INSTRUCTIONS TO FOLLOW:
In the data below, find the lines containing "this" and say how many there are, nothing more.

═════ MATERIAL TO PROCESS

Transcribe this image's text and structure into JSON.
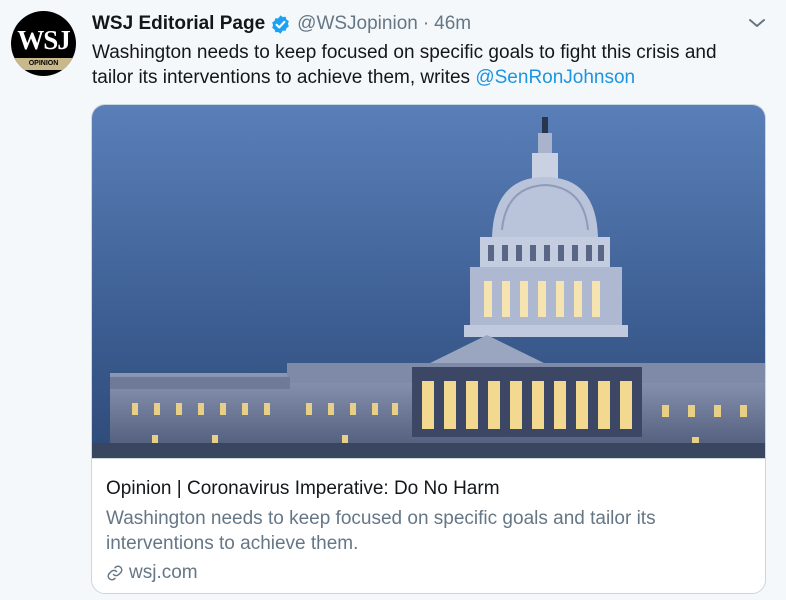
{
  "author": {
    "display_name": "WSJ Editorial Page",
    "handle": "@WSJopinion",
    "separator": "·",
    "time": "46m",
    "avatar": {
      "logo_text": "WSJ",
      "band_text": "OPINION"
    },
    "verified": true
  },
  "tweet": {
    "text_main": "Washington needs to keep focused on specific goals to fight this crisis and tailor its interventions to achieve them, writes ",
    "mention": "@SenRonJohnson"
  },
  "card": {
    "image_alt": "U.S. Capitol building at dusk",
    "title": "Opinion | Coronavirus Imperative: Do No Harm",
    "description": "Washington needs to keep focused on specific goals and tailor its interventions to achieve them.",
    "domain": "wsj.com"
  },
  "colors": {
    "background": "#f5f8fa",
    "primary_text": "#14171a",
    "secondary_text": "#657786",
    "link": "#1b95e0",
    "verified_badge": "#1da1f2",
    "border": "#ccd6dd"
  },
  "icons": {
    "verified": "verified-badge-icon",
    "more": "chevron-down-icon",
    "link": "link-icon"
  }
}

══════════

SOLVED PROBLEM:
2